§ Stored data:

· · · · · · ·

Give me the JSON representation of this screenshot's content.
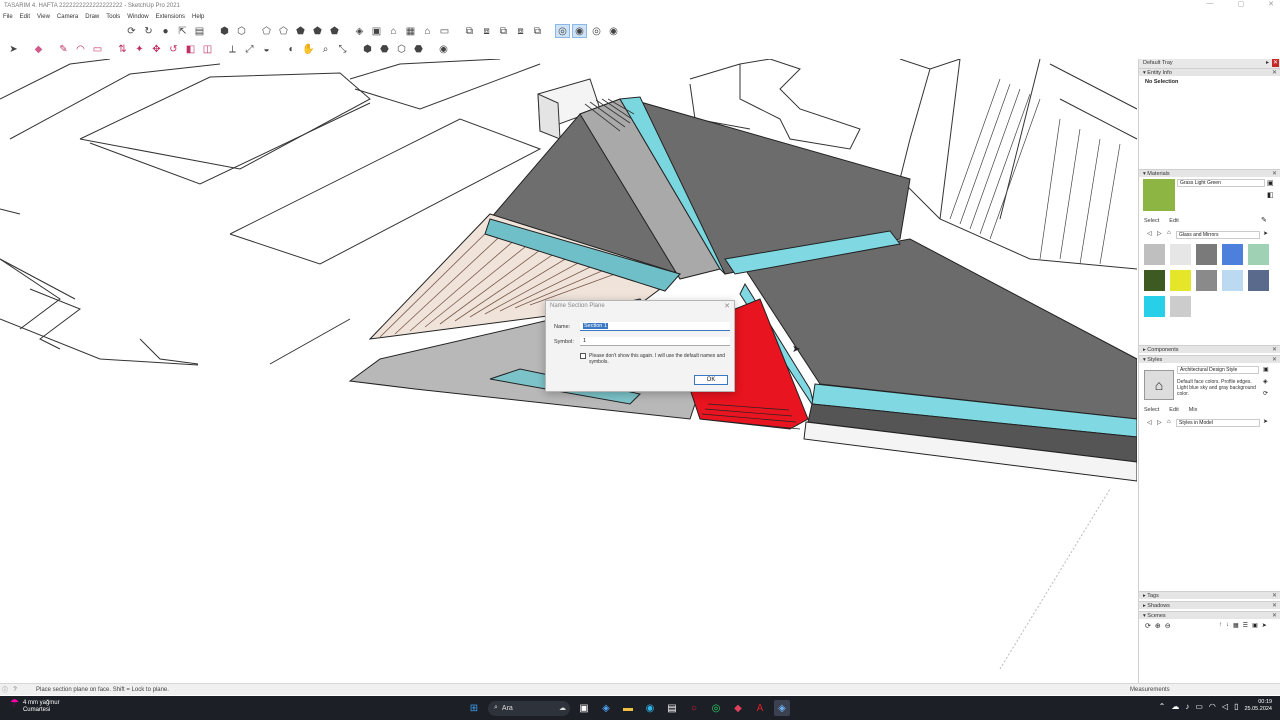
{
  "window": {
    "title": "TASARIM 4. HAFTA 2222222222222222222 - SketchUp Pro 2021",
    "controls": [
      "—",
      "▢",
      "✕"
    ]
  },
  "menu": [
    "File",
    "Edit",
    "View",
    "Camera",
    "Draw",
    "Tools",
    "Window",
    "Extensions",
    "Help"
  ],
  "dialog": {
    "title": "Name Section Plane",
    "name_label": "Name:",
    "name_value": "Section 1",
    "symbol_label": "Symbol:",
    "symbol_value": "1",
    "checkbox_label": "Please don't show this again. I will use the default names and symbols.",
    "ok_label": "OK"
  },
  "tray": {
    "title": "Default Tray",
    "entity_info": {
      "header": "Entity Info",
      "value": "No Selection"
    },
    "materials": {
      "header": "Materials",
      "current_name": "Grass Light Green",
      "current_color": "#8db544",
      "tab_select": "Select",
      "tab_edit": "Edit",
      "collection": "Glass and Mirrors",
      "swatches": [
        "#bfbfbf",
        "#e6e6e6",
        "#7a7a7a",
        "#4d7fdc",
        "#9fd1b5",
        "#3d5a23",
        "#e5e62a",
        "#8a8a8a",
        "#bcd9f2",
        "#5a6a8c",
        "#27d0e8",
        "#cccccc"
      ]
    },
    "components": {
      "header": "Components"
    },
    "styles": {
      "header": "Styles",
      "name": "Architectural Design Style",
      "description": "Default face colors. Profile edges. Light blue sky and gray background color.",
      "tab_select": "Select",
      "tab_edit": "Edit",
      "tab_mix": "Mix",
      "collection": "Styles in Model"
    },
    "tags": {
      "header": "Tags"
    },
    "shadows": {
      "header": "Shadows"
    },
    "scenes": {
      "header": "Scenes"
    }
  },
  "status": {
    "message": "Place section plane on face.  Shift = Lock to plane.",
    "measurements_label": "Measurements"
  },
  "taskbar": {
    "weather_temp": "4 mm yağmur",
    "weather_desc": "Cumartesi",
    "search_label": "Ara",
    "time": "00:19",
    "date": "25.05.2024"
  }
}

· · · · · · ·

§ Task details: Go through the records above and copy every line with the word "header".

§ Solution to the problem:
      "header": "Entity Info",
      "header": "Materials",
      "header": "Components"
      "header": "Styles",
      "header": "Tags"
      "header": "Shadows"
      "header": "Scenes"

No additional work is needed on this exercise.